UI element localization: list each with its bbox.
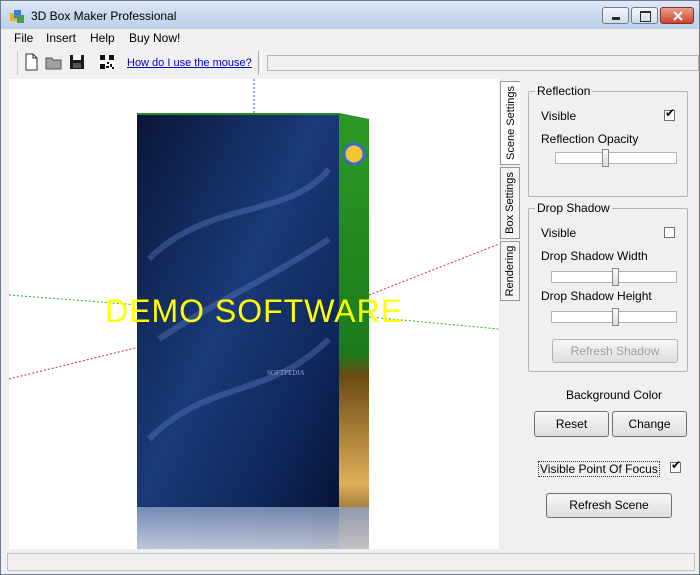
- checkmark-icon: ✔: [665, 106, 676, 120]
- tab-rendering-label: Rendering: [504, 245, 516, 297]
- save-icon[interactable]: [67, 52, 87, 72]
- menu-file[interactable]: File: [14, 31, 33, 45]
- close-button[interactable]: [660, 7, 694, 24]
- maximize-button[interactable]: [631, 7, 658, 24]
- drop-shadow-group-title: Drop Shadow: [535, 201, 612, 215]
- reflection-opacity-label: Reflection Opacity: [541, 132, 639, 146]
- menu-help[interactable]: Help: [90, 31, 115, 45]
- background-reset-button[interactable]: Reset: [534, 411, 609, 437]
- toolbar: How do I use the mouse?: [1, 49, 699, 79]
- mouse-help-link[interactable]: How do I use the mouse?: [127, 57, 252, 69]
- drop-shadow-group: Drop Shadow Visible Drop Shadow Width Dr…: [528, 201, 688, 372]
- axis-line-red-left: [9, 346, 140, 380]
- checkmark-icon: ✔: [671, 458, 682, 472]
- maximize-icon: [640, 11, 651, 22]
- slider-thumb[interactable]: [612, 268, 619, 286]
- tab-scene-settings[interactable]: Scene Settings: [500, 81, 520, 165]
- drop-shadow-visible-label: Visible: [541, 226, 577, 240]
- scene-settings-panel: Reflection Visible ✔ Reflection Opacity …: [522, 79, 694, 549]
- tab-box-settings-label: Box Settings: [504, 172, 516, 234]
- slider-thumb[interactable]: [602, 149, 609, 167]
- toolbar-separator: [258, 51, 262, 75]
- qr-code-icon[interactable]: [97, 52, 117, 72]
- minimize-icon: [612, 17, 620, 20]
- close-icon: [673, 11, 683, 21]
- menu-buy-now[interactable]: Buy Now!: [129, 31, 180, 45]
- settings-tabs: Scene Settings Box Settings Rendering: [500, 81, 522, 301]
- 3d-viewport[interactable]: SOFTPEDIA DEMO SOFTWARE: [9, 79, 499, 549]
- background-color-label: Background Color: [566, 388, 663, 402]
- background-change-button[interactable]: Change: [612, 411, 687, 437]
- tab-scene-settings-label: Scene Settings: [504, 86, 517, 160]
- tab-rendering[interactable]: Rendering: [500, 241, 520, 301]
- box-side-face: [339, 115, 369, 549]
- status-bar: [1, 550, 699, 574]
- minimize-button[interactable]: [602, 7, 629, 24]
- box-label: SOFTPEDIA: [267, 369, 305, 377]
- focus-visible-checkbox[interactable]: ✔: [670, 458, 682, 473]
- open-folder-icon[interactable]: [44, 52, 64, 72]
- drop-shadow-width-label: Drop Shadow Width: [541, 249, 648, 263]
- app-window: 3D Box Maker Professional File Insert He…: [0, 0, 700, 575]
- drop-shadow-visible-checkbox[interactable]: [664, 227, 675, 238]
- focus-visible-label: Visible Point Of Focus: [538, 461, 660, 477]
- slider-thumb[interactable]: [612, 308, 619, 326]
- box-side-logo: [342, 142, 366, 166]
- reflection-opacity-slider[interactable]: [555, 149, 677, 167]
- app-icon: [10, 10, 24, 23]
- box-reflection: [137, 507, 369, 549]
- axis-line-red-right: [368, 243, 499, 296]
- tab-box-settings[interactable]: Box Settings: [500, 167, 520, 239]
- refresh-shadow-button[interactable]: Refresh Shadow: [552, 339, 678, 363]
- new-file-icon[interactable]: [21, 52, 41, 72]
- drop-shadow-height-label: Drop Shadow Height: [541, 289, 652, 303]
- window-title: 3D Box Maker Professional: [31, 9, 177, 23]
- title-bar[interactable]: 3D Box Maker Professional: [1, 1, 699, 29]
- toolbar-progress-field: [267, 55, 699, 71]
- menu-bar: File Insert Help Buy Now!: [1, 29, 699, 47]
- menu-insert[interactable]: Insert: [46, 31, 76, 45]
- drop-shadow-width-slider[interactable]: [551, 268, 677, 286]
- reflection-group-title: Reflection: [535, 84, 593, 98]
- refresh-scene-button[interactable]: Refresh Scene: [546, 493, 672, 518]
- drop-shadow-height-slider[interactable]: [551, 308, 677, 326]
- reflection-visible-label: Visible: [541, 109, 577, 123]
- reflection-visible-checkbox[interactable]: ✔: [664, 106, 676, 121]
- reflection-group: Reflection Visible ✔ Reflection Opacity: [528, 84, 688, 197]
- demo-watermark: DEMO SOFTWARE: [105, 293, 404, 329]
- status-field: [7, 553, 695, 571]
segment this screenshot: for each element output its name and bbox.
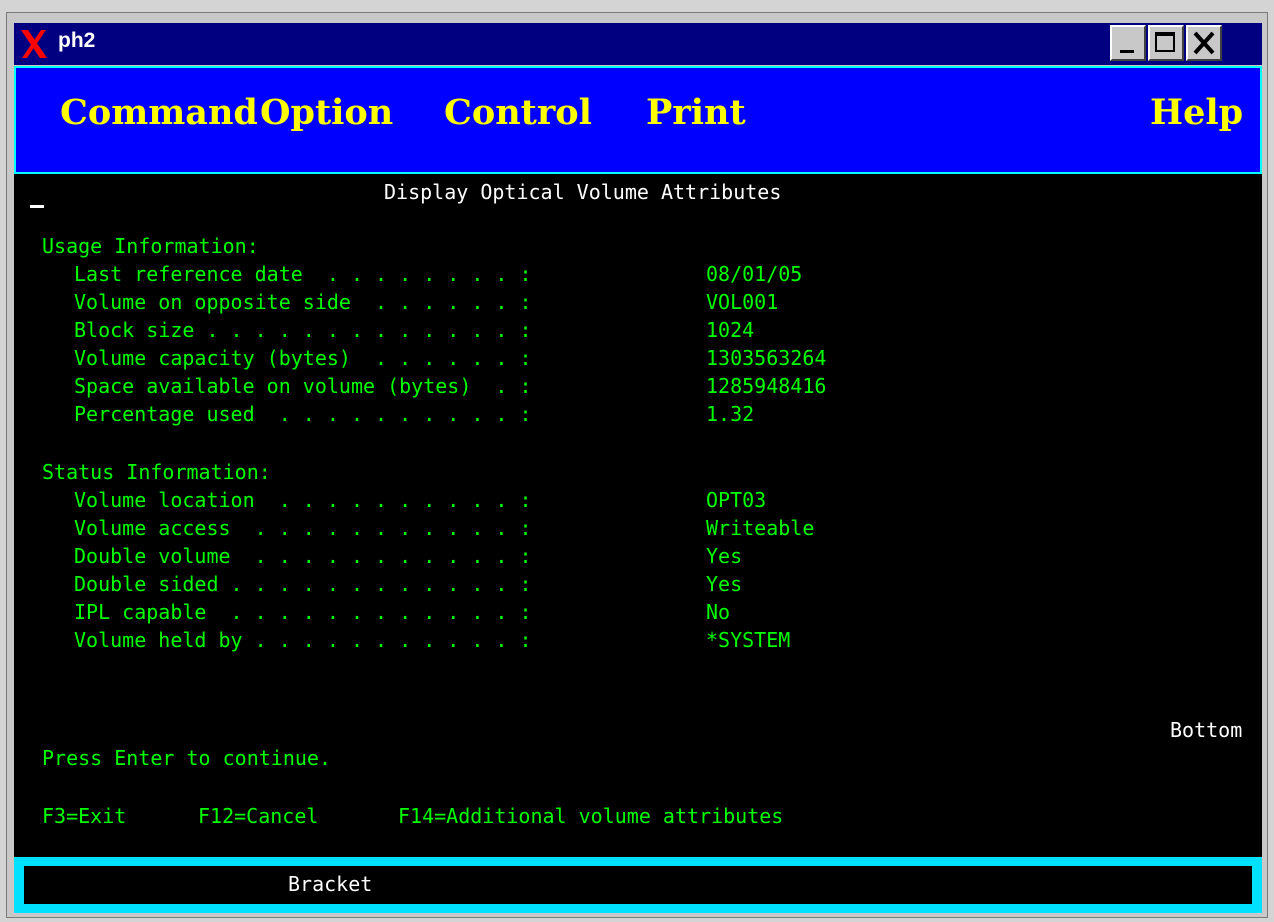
status-section-header: Status Information:	[42, 460, 271, 484]
close-button[interactable]	[1186, 25, 1222, 61]
field-value: 1024	[706, 318, 755, 342]
field-label: Volume location . . . . . . . . . . :	[74, 488, 532, 512]
terminal-screen[interactable]: Display Optical Volume Attributes Usage …	[14, 174, 1262, 857]
field-label: Block size . . . . . . . . . . . . . :	[74, 318, 532, 342]
status-text: Bracket	[288, 872, 373, 896]
maximize-button[interactable]	[1148, 25, 1184, 61]
status-field: Bracket	[24, 866, 1252, 904]
field-value: 08/01/05	[706, 262, 803, 286]
text-cursor	[30, 205, 44, 208]
fkey-additional-attributes[interactable]: F14=Additional volume attributes	[398, 804, 783, 828]
field-value: OPT03	[706, 488, 767, 512]
field-label: IPL capable . . . . . . . . . . . . :	[74, 600, 532, 624]
menu-print[interactable]: Print	[646, 92, 746, 133]
close-icon	[1193, 31, 1215, 55]
minimize-icon	[1120, 50, 1134, 53]
field-value: 1.32	[706, 402, 755, 426]
field-value: 1285948416	[706, 374, 827, 398]
menu-command[interactable]: Command	[60, 92, 258, 133]
x-logo-icon	[21, 30, 47, 58]
menu-bar: Command Option Control Print Help	[14, 66, 1262, 174]
field-value: VOL001	[706, 290, 779, 314]
field-value: Yes	[706, 544, 743, 568]
maximize-icon	[1155, 32, 1175, 52]
title-bar: ph2	[14, 23, 1262, 65]
screen-title: Display Optical Volume Attributes	[384, 180, 782, 204]
field-label: Volume on opposite side . . . . . . :	[74, 290, 532, 314]
window-title: ph2	[58, 29, 96, 52]
field-label: Percentage used . . . . . . . . . . :	[74, 402, 532, 426]
field-label: Double sided . . . . . . . . . . . . :	[74, 572, 532, 596]
field-label: Volume held by . . . . . . . . . . . :	[74, 628, 532, 652]
field-label: Last reference date . . . . . . . . :	[74, 262, 532, 286]
fkey-cancel[interactable]: F12=Cancel	[198, 804, 318, 828]
menu-help[interactable]: Help	[1150, 92, 1243, 133]
field-value: Writeable	[706, 516, 815, 540]
menu-control[interactable]: Control	[444, 92, 592, 133]
bottom-indicator: Bottom	[1170, 718, 1243, 742]
field-value: No	[706, 600, 731, 624]
field-value: *SYSTEM	[706, 628, 791, 652]
minimize-button[interactable]	[1110, 25, 1146, 61]
menu-option[interactable]: Option	[260, 92, 393, 133]
fkey-exit[interactable]: F3=Exit	[42, 804, 126, 828]
field-label: Volume access . . . . . . . . . . . :	[74, 516, 532, 540]
field-label: Double volume . . . . . . . . . . . :	[74, 544, 532, 568]
field-label: Volume capacity (bytes) . . . . . . :	[74, 346, 532, 370]
field-value: Yes	[706, 572, 743, 596]
field-value: 1303563264	[706, 346, 827, 370]
instruction-text: Press Enter to continue.	[42, 746, 331, 770]
status-bar: Bracket	[14, 857, 1262, 913]
field-label: Space available on volume (bytes) . :	[74, 374, 532, 398]
usage-section-header: Usage Information:	[42, 234, 259, 258]
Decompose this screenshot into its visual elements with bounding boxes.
###
» Problem requirements
Copy the data shown above line for line, leaving out the pictures.

» Answer to the problem
UI element localization: list each with its bbox.
- checkmark-icon: ✔: [665, 106, 676, 120]
- tab-rendering-label: Rendering: [504, 245, 516, 297]
- save-icon[interactable]: [67, 52, 87, 72]
- menu-file[interactable]: File: [14, 31, 33, 45]
- close-button[interactable]: [660, 7, 694, 24]
- maximize-button[interactable]: [631, 7, 658, 24]
- drop-shadow-group-title: Drop Shadow: [535, 201, 612, 215]
- reflection-opacity-label: Reflection Opacity: [541, 132, 639, 146]
- menu-help[interactable]: Help: [90, 31, 115, 45]
- background-reset-button[interactable]: Reset: [534, 411, 609, 437]
- toolbar: How do I use the mouse?: [1, 49, 699, 79]
- mouse-help-link[interactable]: How do I use the mouse?: [127, 57, 252, 69]
- drop-shadow-group: Drop Shadow Visible Drop Shadow Width Dr…: [528, 201, 688, 372]
- axis-line-red-left: [9, 346, 140, 380]
- checkmark-icon: ✔: [671, 458, 682, 472]
- maximize-icon: [640, 11, 651, 22]
- slider-thumb[interactable]: [612, 268, 619, 286]
- tab-scene-settings[interactable]: Scene Settings: [500, 81, 520, 165]
- drop-shadow-visible-label: Visible: [541, 226, 577, 240]
- scene-settings-panel: Reflection Visible ✔ Reflection Opacity …: [522, 79, 694, 549]
- tab-box-settings-label: Box Settings: [504, 172, 516, 234]
- slider-thumb[interactable]: [602, 149, 609, 167]
- toolbar-separator: [258, 51, 262, 75]
- qr-code-icon[interactable]: [97, 52, 117, 72]
- minimize-icon: [612, 17, 620, 20]
- close-icon: [673, 11, 683, 21]
- menu-buy-now[interactable]: Buy Now!: [129, 31, 180, 45]
- settings-tabs: Scene Settings Box Settings Rendering: [500, 81, 522, 301]
- 3d-viewport[interactable]: SOFTPEDIA DEMO SOFTWARE: [9, 79, 499, 549]
- background-color-label: Background Color: [566, 388, 663, 402]
- background-change-button[interactable]: Change: [612, 411, 687, 437]
- tab-scene-settings-label: Scene Settings: [504, 86, 517, 160]
- tab-rendering[interactable]: Rendering: [500, 241, 520, 301]
- box-side-face: [339, 115, 369, 549]
- status-bar: [1, 550, 699, 574]
- minimize-button[interactable]: [602, 7, 629, 24]
- box-label: SOFTPEDIA: [267, 369, 305, 377]
- focus-visible-checkbox[interactable]: ✔: [670, 458, 682, 473]
- open-folder-icon[interactable]: [44, 52, 64, 72]
- drop-shadow-width-label: Drop Shadow Width: [541, 249, 648, 263]
- app-window: 3D Box Maker Professional File Insert He…: [0, 0, 700, 575]
- drop-shadow-visible-checkbox[interactable]: [664, 227, 675, 238]
- focus-visible-label: Visible Point Of Focus: [538, 461, 660, 477]
- slider-thumb[interactable]: [612, 308, 619, 326]
- box-side-logo: [342, 142, 366, 166]
- reflection-opacity-slider[interactable]: [555, 149, 677, 167]
- app-icon: [10, 10, 24, 23]
- box-reflection: [137, 507, 369, 549]
- axis-line-red-right: [368, 243, 499, 296]
- tab-box-settings[interactable]: Box Settings: [500, 167, 520, 239]
- refresh-shadow-button[interactable]: Refresh Shadow: [552, 339, 678, 363]
- new-file-icon[interactable]: [21, 52, 41, 72]
- drop-shadow-height-label: Drop Shadow Height: [541, 289, 652, 303]
- window-title: 3D Box Maker Professional: [31, 9, 177, 23]
- title-bar[interactable]: 3D Box Maker Professional: [1, 1, 699, 29]
- toolbar-progress-field: [267, 55, 699, 71]
- menu-bar: File Insert Help Buy Now!: [1, 29, 699, 47]
- menu-insert[interactable]: Insert: [46, 31, 76, 45]
- drop-shadow-width-slider[interactable]: [551, 268, 677, 286]
- reflection-group-title: Reflection: [535, 84, 593, 98]
- refresh-scene-button[interactable]: Refresh Scene: [546, 493, 672, 518]
- drop-shadow-height-slider[interactable]: [551, 308, 677, 326]
- reflection-visible-label: Visible: [541, 109, 577, 123]
- reflection-visible-checkbox[interactable]: ✔: [664, 106, 676, 121]
- reflection-group: Reflection Visible ✔ Reflection Opacity: [528, 84, 688, 197]
- demo-watermark: DEMO SOFTWARE: [105, 293, 404, 329]
- status-field: [7, 553, 695, 571]
segment this screenshot: for each element output its name and bbox.
status-section-header: Status Information:	[42, 460, 271, 484]
close-button[interactable]	[1186, 25, 1222, 61]
field-value: 1024	[706, 318, 755, 342]
field-label: Volume location . . . . . . . . . . :	[74, 488, 532, 512]
terminal-screen[interactable]: Display Optical Volume Attributes Usage …	[14, 174, 1262, 857]
field-label: Block size . . . . . . . . . . . . . :	[74, 318, 532, 342]
status-text: Bracket	[288, 872, 373, 896]
maximize-button[interactable]	[1148, 25, 1184, 61]
status-field: Bracket	[24, 866, 1252, 904]
field-value: 08/01/05	[706, 262, 803, 286]
text-cursor	[30, 205, 44, 208]
fkey-additional-attributes[interactable]: F14=Additional volume attributes	[398, 804, 783, 828]
field-value: OPT03	[706, 488, 767, 512]
field-label: IPL capable . . . . . . . . . . . . :	[74, 600, 532, 624]
menu-print[interactable]: Print	[646, 92, 746, 133]
close-icon	[1193, 31, 1215, 55]
minimize-icon	[1120, 50, 1134, 53]
field-value: 1.32	[706, 402, 755, 426]
field-value: 1285948416	[706, 374, 827, 398]
menu-command[interactable]: Command	[60, 92, 258, 133]
x-logo-icon	[21, 30, 47, 58]
menu-bar: Command Option Control Print Help	[14, 66, 1262, 174]
field-value: VOL001	[706, 290, 779, 314]
field-value: Yes	[706, 544, 743, 568]
maximize-icon	[1155, 32, 1175, 52]
title-bar: ph2	[14, 23, 1262, 65]
screen-title: Display Optical Volume Attributes	[384, 180, 782, 204]
field-label: Volume on opposite side . . . . . . :	[74, 290, 532, 314]
window-title: ph2	[58, 29, 96, 52]
field-label: Percentage used . . . . . . . . . . :	[74, 402, 532, 426]
field-label: Double sided . . . . . . . . . . . . :	[74, 572, 532, 596]
field-label: Volume held by . . . . . . . . . . . :	[74, 628, 532, 652]
field-label: Last reference date . . . . . . . . :	[74, 262, 532, 286]
fkey-cancel[interactable]: F12=Cancel	[198, 804, 318, 828]
menu-help[interactable]: Help	[1150, 92, 1243, 133]
field-value: Writeable	[706, 516, 815, 540]
menu-control[interactable]: Control	[444, 92, 592, 133]
bottom-indicator: Bottom	[1170, 718, 1243, 742]
field-value: No	[706, 600, 731, 624]
field-value: *SYSTEM	[706, 628, 791, 652]
minimize-button[interactable]	[1110, 25, 1146, 61]
menu-option[interactable]: Option	[260, 92, 393, 133]
fkey-exit[interactable]: F3=Exit	[42, 804, 126, 828]
field-label: Volume access . . . . . . . . . . . :	[74, 516, 532, 540]
field-label: Double volume . . . . . . . . . . . :	[74, 544, 532, 568]
field-label: Volume capacity (bytes) . . . . . . :	[74, 346, 532, 370]
field-value: Yes	[706, 572, 743, 596]
field-value: 1303563264	[706, 346, 827, 370]
instruction-text: Press Enter to continue.	[42, 746, 331, 770]
status-bar: Bracket	[14, 857, 1262, 913]
field-label: Space available on volume (bytes) . :	[74, 374, 532, 398]
usage-section-header: Usage Information:	[42, 234, 259, 258]
Decompose this screenshot into its visual elements with bounding boxes.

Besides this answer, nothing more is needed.